#### Description of the task:
Return the listing below word for word.

-- BEGIN Supplied records --

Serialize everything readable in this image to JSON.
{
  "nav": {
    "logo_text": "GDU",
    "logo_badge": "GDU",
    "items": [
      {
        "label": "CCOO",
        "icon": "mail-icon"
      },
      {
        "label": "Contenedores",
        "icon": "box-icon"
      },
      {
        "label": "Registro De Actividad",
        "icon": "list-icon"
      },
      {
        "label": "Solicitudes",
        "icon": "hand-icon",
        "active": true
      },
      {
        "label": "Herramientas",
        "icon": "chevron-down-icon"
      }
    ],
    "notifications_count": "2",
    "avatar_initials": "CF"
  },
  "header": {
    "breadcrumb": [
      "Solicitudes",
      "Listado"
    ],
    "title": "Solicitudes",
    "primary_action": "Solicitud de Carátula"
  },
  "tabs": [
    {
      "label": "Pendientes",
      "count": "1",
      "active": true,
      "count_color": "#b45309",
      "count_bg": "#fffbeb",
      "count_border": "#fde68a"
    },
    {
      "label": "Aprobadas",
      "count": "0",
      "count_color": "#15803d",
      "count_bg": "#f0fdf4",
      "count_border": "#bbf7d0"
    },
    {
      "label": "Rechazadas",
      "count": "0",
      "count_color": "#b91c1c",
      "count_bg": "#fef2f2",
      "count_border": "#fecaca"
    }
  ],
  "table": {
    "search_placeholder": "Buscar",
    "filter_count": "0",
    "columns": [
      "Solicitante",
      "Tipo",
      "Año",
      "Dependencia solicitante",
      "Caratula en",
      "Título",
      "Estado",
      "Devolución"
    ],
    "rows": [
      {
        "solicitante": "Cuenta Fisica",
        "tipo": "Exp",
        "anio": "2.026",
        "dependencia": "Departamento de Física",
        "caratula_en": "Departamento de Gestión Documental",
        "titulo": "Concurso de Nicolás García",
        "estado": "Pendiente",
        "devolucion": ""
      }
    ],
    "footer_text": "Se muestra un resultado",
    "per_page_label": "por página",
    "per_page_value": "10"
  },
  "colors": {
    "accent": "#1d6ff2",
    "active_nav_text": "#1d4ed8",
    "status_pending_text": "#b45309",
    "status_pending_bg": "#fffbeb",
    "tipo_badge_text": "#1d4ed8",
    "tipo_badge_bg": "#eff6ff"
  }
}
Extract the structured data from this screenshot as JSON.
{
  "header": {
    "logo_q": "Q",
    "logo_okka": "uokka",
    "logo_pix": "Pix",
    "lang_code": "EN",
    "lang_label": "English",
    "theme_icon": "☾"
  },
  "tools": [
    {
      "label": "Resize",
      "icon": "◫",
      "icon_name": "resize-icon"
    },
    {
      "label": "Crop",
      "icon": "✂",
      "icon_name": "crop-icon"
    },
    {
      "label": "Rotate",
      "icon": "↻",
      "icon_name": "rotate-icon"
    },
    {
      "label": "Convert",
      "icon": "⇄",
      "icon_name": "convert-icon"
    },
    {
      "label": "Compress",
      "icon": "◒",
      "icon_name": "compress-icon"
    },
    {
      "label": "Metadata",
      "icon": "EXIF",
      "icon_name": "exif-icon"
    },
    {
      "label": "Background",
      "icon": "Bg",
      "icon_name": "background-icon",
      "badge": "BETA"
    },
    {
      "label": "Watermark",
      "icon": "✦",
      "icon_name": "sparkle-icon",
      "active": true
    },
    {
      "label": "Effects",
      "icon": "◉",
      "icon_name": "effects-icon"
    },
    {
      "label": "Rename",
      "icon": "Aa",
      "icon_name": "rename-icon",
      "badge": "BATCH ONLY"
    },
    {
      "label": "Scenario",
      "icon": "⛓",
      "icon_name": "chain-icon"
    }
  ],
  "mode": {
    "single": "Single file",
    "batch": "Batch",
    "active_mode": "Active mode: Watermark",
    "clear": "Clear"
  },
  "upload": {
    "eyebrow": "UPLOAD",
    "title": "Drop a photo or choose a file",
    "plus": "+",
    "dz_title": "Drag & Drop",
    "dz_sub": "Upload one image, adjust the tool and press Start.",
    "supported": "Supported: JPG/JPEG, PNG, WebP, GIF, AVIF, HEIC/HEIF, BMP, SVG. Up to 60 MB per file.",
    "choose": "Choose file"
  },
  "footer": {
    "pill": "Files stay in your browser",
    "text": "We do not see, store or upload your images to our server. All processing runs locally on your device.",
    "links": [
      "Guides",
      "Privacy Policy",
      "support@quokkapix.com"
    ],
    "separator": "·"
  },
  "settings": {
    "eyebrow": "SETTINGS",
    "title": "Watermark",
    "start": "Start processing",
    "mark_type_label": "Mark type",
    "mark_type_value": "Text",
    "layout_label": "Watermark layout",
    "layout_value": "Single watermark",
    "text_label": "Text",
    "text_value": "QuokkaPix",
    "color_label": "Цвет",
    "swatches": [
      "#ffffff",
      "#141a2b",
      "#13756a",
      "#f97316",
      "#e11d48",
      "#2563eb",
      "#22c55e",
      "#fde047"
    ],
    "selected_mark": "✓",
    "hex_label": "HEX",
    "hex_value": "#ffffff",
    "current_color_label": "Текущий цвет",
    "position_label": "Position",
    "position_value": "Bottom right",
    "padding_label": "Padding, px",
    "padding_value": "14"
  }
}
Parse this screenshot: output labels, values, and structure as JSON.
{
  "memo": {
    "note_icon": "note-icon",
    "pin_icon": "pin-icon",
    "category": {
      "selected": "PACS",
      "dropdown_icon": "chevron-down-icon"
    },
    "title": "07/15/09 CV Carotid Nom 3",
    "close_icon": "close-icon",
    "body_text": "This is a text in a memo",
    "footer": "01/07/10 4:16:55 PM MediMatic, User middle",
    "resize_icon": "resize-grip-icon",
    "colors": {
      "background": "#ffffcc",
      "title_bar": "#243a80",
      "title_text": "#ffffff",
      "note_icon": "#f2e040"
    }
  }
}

-- END Supplied records --

#### Correct response:
Serialize everything readable in this image to JSON.
{
  "nav": {
    "logo_text": "GDU",
    "logo_badge": "GDU",
    "items": [
      {
        "label": "CCOO",
        "icon": "mail-icon"
      },
      {
        "label": "Contenedores",
        "icon": "box-icon"
      },
      {
        "label": "Registro De Actividad",
        "icon": "list-icon"
      },
      {
        "label": "Solicitudes",
        "icon": "hand-icon",
        "active": true
      },
      {
        "label": "Herramientas",
        "icon": "chevron-down-icon"
      }
    ],
    "notifications_count": "2",
    "avatar_initials": "CF"
  },
  "header": {
    "breadcrumb": [
      "Solicitudes",
      "Listado"
    ],
    "title": "Solicitudes",
    "primary_action": "Solicitud de Carátula"
  },
  "tabs": [
    {
      "label": "Pendientes",
      "count": "1",
      "active": true,
      "count_color": "#b45309",
      "count_bg": "#fffbeb",
      "count_border": "#fde68a"
    },
    {
      "label": "Aprobadas",
      "count": "0",
      "count_color": "#15803d",
      "count_bg": "#f0fdf4",
      "count_border": "#bbf7d0"
    },
    {
      "label": "Rechazadas",
      "count": "0",
      "count_color": "#b91c1c",
      "count_bg": "#fef2f2",
      "count_border": "#fecaca"
    }
  ],
  "table": {
    "search_placeholder": "Buscar",
    "filter_count": "0",
    "columns": [
      "Solicitante",
      "Tipo",
      "Año",
      "Dependencia solicitante",
      "Caratula en",
      "Título",
      "Estado",
      "Devolución"
    ],
    "rows": [
      {
        "solicitante": "Cuenta Fisica",
        "tipo": "Exp",
        "anio": "2.026",
        "dependencia": "Departamento de Física",
        "caratula_en": "Departamento de Gestión Documental",
        "titulo": "Concurso de Nicolás García",
        "estado": "Pendiente",
        "devolucion": ""
      }
    ],
    "footer_text": "Se muestra un resultado",
    "per_page_label": "por página",
    "per_page_value": "10"
  },
  "colors": {
    "accent": "#1d6ff2",
    "active_nav_text": "#1d4ed8",
    "status_pending_text": "#b45309",
    "status_pending_bg": "#fffbeb",
    "tipo_badge_text": "#1d4ed8",
    "tipo_badge_bg": "#eff6ff"
  }
}
Extract the structured data from this screenshot as JSON.
{
  "header": {
    "logo_q": "Q",
    "logo_okka": "uokka",
    "logo_pix": "Pix",
    "lang_code": "EN",
    "lang_label": "English",
    "theme_icon": "☾"
  },
  "tools": [
    {
      "label": "Resize",
      "icon": "◫",
      "icon_name": "resize-icon"
    },
    {
      "label": "Crop",
      "icon": "✂",
      "icon_name": "crop-icon"
    },
    {
      "label": "Rotate",
      "icon": "↻",
      "icon_name": "rotate-icon"
    },
    {
      "label": "Convert",
      "icon": "⇄",
      "icon_name": "convert-icon"
    },
    {
      "label": "Compress",
      "icon": "◒",
      "icon_name": "compress-icon"
    },
    {
      "label": "Metadata",
      "icon": "EXIF",
      "icon_name": "exif-icon"
    },
    {
      "label": "Background",
      "icon": "Bg",
      "icon_name": "background-icon",
      "badge": "BETA"
    },
    {
      "label": "Watermark",
      "icon": "✦",
      "icon_name": "sparkle-icon",
      "active": true
    },
    {
      "label": "Effects",
      "icon": "◉",
      "icon_name": "effects-icon"
    },
    {
      "label": "Rename",
      "icon": "Aa",
      "icon_name": "rename-icon",
      "badge": "BATCH ONLY"
    },
    {
      "label": "Scenario",
      "icon": "⛓",
      "icon_name": "chain-icon"
    }
  ],
  "mode": {
    "single": "Single file",
    "batch": "Batch",
    "active_mode": "Active mode: Watermark",
    "clear": "Clear"
  },
  "upload": {
    "eyebrow": "UPLOAD",
    "title": "Drop a photo or choose a file",
    "plus": "+",
    "dz_title": "Drag & Drop",
    "dz_sub": "Upload one image, adjust the tool and press Start.",
    "supported": "Supported: JPG/JPEG, PNG, WebP, GIF, AVIF, HEIC/HEIF, BMP, SVG. Up to 60 MB per file.",
    "choose": "Choose file"
  },
  "footer": {
    "pill": "Files stay in your browser",
    "text": "We do not see, store or upload your images to our server. All processing runs locally on your device.",
    "links": [
      "Guides",
      "Privacy Policy",
      "support@quokkapix.com"
    ],
    "separator": "·"
  },
  "settings": {
    "eyebrow": "SETTINGS",
    "title": "Watermark",
    "start": "Start processing",
    "mark_type_label": "Mark type",
    "mark_type_value": "Text",
    "layout_label": "Watermark layout",
    "layout_value": "Single watermark",
    "text_label": "Text",
    "text_value": "QuokkaPix",
    "color_label": "Цвет",
    "swatches": [
      "#ffffff",
      "#141a2b",
      "#13756a",
      "#f97316",
      "#e11d48",
      "#2563eb",
      "#22c55e",
      "#fde047"
    ],
    "selected_mark": "✓",
    "hex_label": "HEX",
    "hex_value": "#ffffff",
    "current_color_label": "Текущий цвет",
    "position_label": "Position",
    "position_value": "Bottom right",
    "padding_label": "Padding, px",
    "padding_value": "14"
  }
}
Parse this screenshot: output labels, values, and structure as JSON.
{
  "memo": {
    "note_icon": "note-icon",
    "pin_icon": "pin-icon",
    "category": {
      "selected": "PACS",
      "dropdown_icon": "chevron-down-icon"
    },
    "title": "07/15/09 CV Carotid Nom 3",
    "close_icon": "close-icon",
    "body_text": "This is a text in a memo",
    "footer": "01/07/10 4:16:55 PM MediMatic, User middle",
    "resize_icon": "resize-grip-icon",
    "colors": {
      "background": "#ffffcc",
      "title_bar": "#243a80",
      "title_text": "#ffffff",
      "note_icon": "#f2e040"
    }
  }
}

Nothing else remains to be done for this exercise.